What you will do: Give the entries again, word for word.

-=-=-

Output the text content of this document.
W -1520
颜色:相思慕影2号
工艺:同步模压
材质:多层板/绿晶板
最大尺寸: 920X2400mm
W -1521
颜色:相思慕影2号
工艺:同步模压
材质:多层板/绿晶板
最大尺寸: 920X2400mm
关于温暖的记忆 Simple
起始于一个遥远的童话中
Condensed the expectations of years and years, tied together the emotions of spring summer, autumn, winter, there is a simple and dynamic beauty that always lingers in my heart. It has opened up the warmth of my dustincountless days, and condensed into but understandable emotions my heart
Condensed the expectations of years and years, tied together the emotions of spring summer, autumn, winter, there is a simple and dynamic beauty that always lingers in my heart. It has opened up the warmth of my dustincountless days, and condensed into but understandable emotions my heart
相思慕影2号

-=-=-

Answer to the problem:
Output the text content of this document.
W -1520
颜色:相思慕影2号
工艺:同步模压
材质:多层板/绿晶板
最大尺寸: 920X2400mm
W -1521
颜色:相思慕影2号
工艺:同步模压
材质:多层板/绿晶板
最大尺寸: 920X2400mm
关于温暖的记忆 Simple
起始于一个遥远的童话中
Condensed the expectations of years and years, tied together the emotions of spring summer, autumn, winter, there is a simple and dynamic beauty that always lingers in my heart. It has opened up the warmth of my dustincountless days, and condensed into but understandable emotions my heart
Condensed the expectations of years and years, tied together the emotions of spring summer, autumn, winter, there is a simple and dynamic beauty that always lingers in my heart. It has opened up the warmth of my dustincountless days, and condensed into but understandable emotions my heart
相思慕影2号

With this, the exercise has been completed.